Source data
══════════════════════════════

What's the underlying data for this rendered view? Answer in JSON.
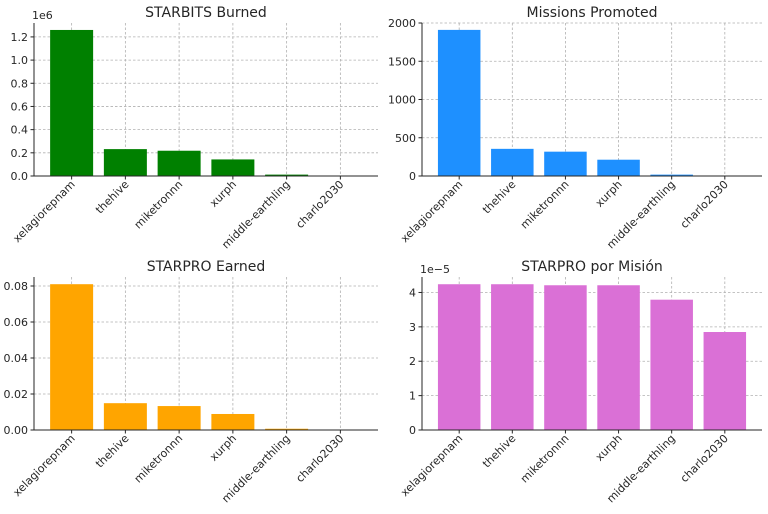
{
  "chart_data": [
    {
      "type": "bar",
      "title": "STARBITS Burned",
      "categories": [
        "xelagiorepnam",
        "thehive",
        "miketronnn",
        "xurph",
        "middle-earthling",
        "charlo2030"
      ],
      "values": [
        1260000,
        232000,
        218000,
        143000,
        12000,
        3000
      ],
      "color": "#008000",
      "ylim": [
        0,
        1320000
      ],
      "yticks": [
        0,
        0.2,
        0.4,
        0.6,
        0.8,
        1.0,
        1.2
      ],
      "tick_multiplier": 1000000,
      "offset_text": "1e6",
      "grid": true
    },
    {
      "type": "bar",
      "title": "Missions Promoted",
      "categories": [
        "xelagiorepnam",
        "thehive",
        "miketronnn",
        "xurph",
        "middle-earthling",
        "charlo2030"
      ],
      "values": [
        1910,
        355,
        318,
        213,
        18,
        6
      ],
      "color": "#1e90ff",
      "ylim": [
        0,
        2000
      ],
      "yticks": [
        0,
        500,
        1000,
        1500,
        2000
      ],
      "tick_multiplier": 1,
      "offset_text": "",
      "grid": true
    },
    {
      "type": "bar",
      "title": "STARPRO Earned",
      "categories": [
        "xelagiorepnam",
        "thehive",
        "miketronnn",
        "xurph",
        "middle-earthling",
        "charlo2030"
      ],
      "values": [
        0.081,
        0.0149,
        0.0133,
        0.0089,
        0.0007,
        0.00017
      ],
      "color": "#ffa500",
      "ylim": [
        0,
        0.085
      ],
      "yticks": [
        0.0,
        0.02,
        0.04,
        0.06,
        0.08
      ],
      "tick_format": 2,
      "tick_multiplier": 1,
      "offset_text": "",
      "grid": true
    },
    {
      "type": "bar",
      "title": "STARPRO por Misión",
      "categories": [
        "xelagiorepnam",
        "thehive",
        "miketronnn",
        "xurph",
        "middle-earthling",
        "charlo2030"
      ],
      "values": [
        4.24e-05,
        4.24e-05,
        4.21e-05,
        4.21e-05,
        3.79e-05,
        2.85e-05
      ],
      "color": "#da70d6",
      "ylim": [
        0,
        4.45e-05
      ],
      "yticks": [
        0,
        1,
        2,
        3,
        4
      ],
      "tick_multiplier": 1e-05,
      "offset_text": "1e−5",
      "grid": true
    }
  ]
}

══════════════════════════════

- _EXERCISE BRIEF_
Reproduce every line of the material precisely, omitting its pictures.

- _CORRECT RESPONSE_
What's the underlying data for this rendered view? Answer in JSON.
{
  "chart_data": [
    {
      "type": "bar",
      "title": "STARBITS Burned",
      "categories": [
        "xelagiorepnam",
        "thehive",
        "miketronnn",
        "xurph",
        "middle-earthling",
        "charlo2030"
      ],
      "values": [
        1260000,
        232000,
        218000,
        143000,
        12000,
        3000
      ],
      "color": "#008000",
      "ylim": [
        0,
        1320000
      ],
      "yticks": [
        0,
        0.2,
        0.4,
        0.6,
        0.8,
        1.0,
        1.2
      ],
      "tick_multiplier": 1000000,
      "offset_text": "1e6",
      "grid": true
    },
    {
      "type": "bar",
      "title": "Missions Promoted",
      "categories": [
        "xelagiorepnam",
        "thehive",
        "miketronnn",
        "xurph",
        "middle-earthling",
        "charlo2030"
      ],
      "values": [
        1910,
        355,
        318,
        213,
        18,
        6
      ],
      "color": "#1e90ff",
      "ylim": [
        0,
        2000
      ],
      "yticks": [
        0,
        500,
        1000,
        1500,
        2000
      ],
      "tick_multiplier": 1,
      "offset_text": "",
      "grid": true
    },
    {
      "type": "bar",
      "title": "STARPRO Earned",
      "categories": [
        "xelagiorepnam",
        "thehive",
        "miketronnn",
        "xurph",
        "middle-earthling",
        "charlo2030"
      ],
      "values": [
        0.081,
        0.0149,
        0.0133,
        0.0089,
        0.0007,
        0.00017
      ],
      "color": "#ffa500",
      "ylim": [
        0,
        0.085
      ],
      "yticks": [
        0.0,
        0.02,
        0.04,
        0.06,
        0.08
      ],
      "tick_format": 2,
      "tick_multiplier": 1,
      "offset_text": "",
      "grid": true
    },
    {
      "type": "bar",
      "title": "STARPRO por Misión",
      "categories": [
        "xelagiorepnam",
        "thehive",
        "miketronnn",
        "xurph",
        "middle-earthling",
        "charlo2030"
      ],
      "values": [
        4.24e-05,
        4.24e-05,
        4.21e-05,
        4.21e-05,
        3.79e-05,
        2.85e-05
      ],
      "color": "#da70d6",
      "ylim": [
        0,
        4.45e-05
      ],
      "yticks": [
        0,
        1,
        2,
        3,
        4
      ],
      "tick_multiplier": 1e-05,
      "offset_text": "1e−5",
      "grid": true
    }
  ]
}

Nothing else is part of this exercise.